Scan the entries below. List each line with "title".

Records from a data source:
[BEGIN]
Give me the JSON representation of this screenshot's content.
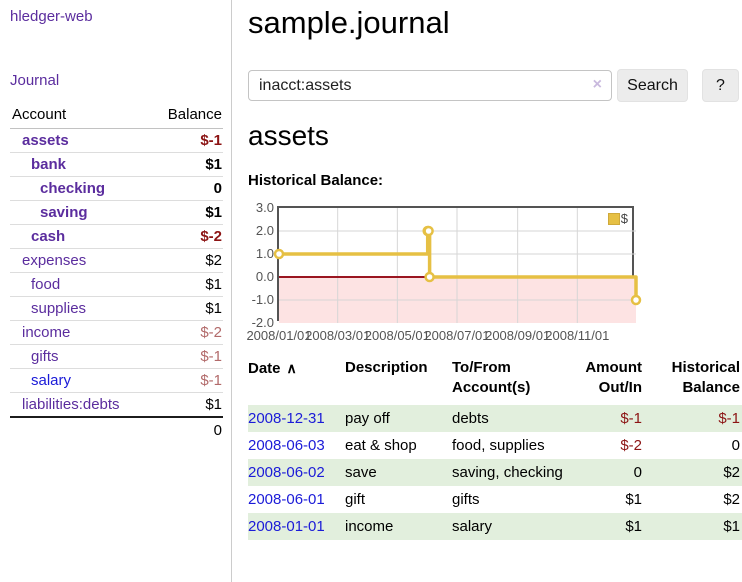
{
  "app": {
    "brand": "hledger-web",
    "nav_journal": "Journal"
  },
  "header": {
    "title": "sample.journal"
  },
  "search": {
    "value": "inacct:assets",
    "clear_icon": "×",
    "button_label": "Search",
    "help_label": "?"
  },
  "account_page": {
    "title": "assets",
    "chart_label": "Historical Balance:"
  },
  "sidebar": {
    "accounts_header": {
      "account": "Account",
      "balance": "Balance"
    },
    "rows": [
      {
        "name": "assets",
        "balance": "$-1",
        "depth": 1,
        "bold": true,
        "neg": "strong"
      },
      {
        "name": "bank",
        "balance": "$1",
        "depth": 2,
        "bold": true,
        "neg": "none"
      },
      {
        "name": "checking",
        "balance": "0",
        "depth": 3,
        "bold": true,
        "neg": "none"
      },
      {
        "name": "saving",
        "balance": "$1",
        "depth": 3,
        "bold": true,
        "neg": "none"
      },
      {
        "name": "cash",
        "balance": "$-2",
        "depth": 2,
        "bold": true,
        "neg": "strong"
      },
      {
        "name": "expenses",
        "balance": "$2",
        "depth": 1,
        "bold": false,
        "neg": "none"
      },
      {
        "name": "food",
        "balance": "$1",
        "depth": 2,
        "bold": false,
        "neg": "none"
      },
      {
        "name": "supplies",
        "balance": "$1",
        "depth": 2,
        "bold": false,
        "neg": "none"
      },
      {
        "name": "income",
        "balance": "$-2",
        "depth": 1,
        "bold": false,
        "neg": "soft"
      },
      {
        "name": "gifts",
        "balance": "$-1",
        "depth": 2,
        "bold": false,
        "neg": "soft"
      },
      {
        "name": "salary",
        "balance": "$-1",
        "depth": 2,
        "bold": false,
        "neg": "soft",
        "blue": true
      },
      {
        "name": "liabilities:debts",
        "balance": "$1",
        "depth": 1,
        "bold": false,
        "neg": "none"
      }
    ],
    "total": "0"
  },
  "chart_data": {
    "type": "line",
    "title": "Historical Balance:",
    "legend": "$",
    "steps": true,
    "grid": true,
    "legend_position": "top-right",
    "xlim": [
      "2008-01-01",
      "2008-12-31"
    ],
    "ylim": [
      -2,
      3
    ],
    "x_ticks": [
      "2008/01/01",
      "2008/03/01",
      "2008/05/01",
      "2008/07/01",
      "2008/09/01",
      "2008/11/01"
    ],
    "y_ticks": [
      "3.0",
      "2.0",
      "1.0",
      "0.0",
      "-1.0",
      "-2.0"
    ],
    "series": [
      {
        "name": "$",
        "points": [
          [
            "2008-01-01",
            1
          ],
          [
            "2008-06-01",
            2
          ],
          [
            "2008-06-02",
            2
          ],
          [
            "2008-06-03",
            0
          ],
          [
            "2008-12-31",
            -1
          ]
        ]
      }
    ]
  },
  "register": {
    "sort_icon": "∧",
    "headers": [
      {
        "label": "Date",
        "sortable": true
      },
      {
        "label": "Description"
      },
      {
        "label": "To/From Account(s)"
      },
      {
        "label": "Amount Out/In",
        "align": "right"
      },
      {
        "label": "Historical Balance",
        "align": "right"
      }
    ],
    "rows": [
      {
        "date": "2008-12-31",
        "description": "pay off",
        "accounts": "debts",
        "amount": "$-1",
        "balance": "$-1"
      },
      {
        "date": "2008-06-03",
        "description": "eat & shop",
        "accounts": "food, supplies",
        "amount": "$-2",
        "balance": "0"
      },
      {
        "date": "2008-06-02",
        "description": "save",
        "accounts": "saving, checking",
        "amount": "0",
        "balance": "$2"
      },
      {
        "date": "2008-06-01",
        "description": "gift",
        "accounts": "gifts",
        "amount": "$1",
        "balance": "$2"
      },
      {
        "date": "2008-01-01",
        "description": "income",
        "accounts": "salary",
        "amount": "$1",
        "balance": "$1"
      }
    ]
  },
  "colors": {
    "purple": "#5b2d9e",
    "blue": "#1b1bd8",
    "neg": "#8c1414",
    "negsoft": "#b26a6a",
    "gold": "#e6c044",
    "pink": "#fde3e3",
    "zero": "#9a1520",
    "grid": "#d6d6d6",
    "rowgreen": "#e2efdd",
    "btnbg": "#ececec",
    "axis": "#545454"
  }
}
[END]
**Full solution:**
    "title": "sample.journal"
    "title": "assets",
    "title": "Historical Balance:",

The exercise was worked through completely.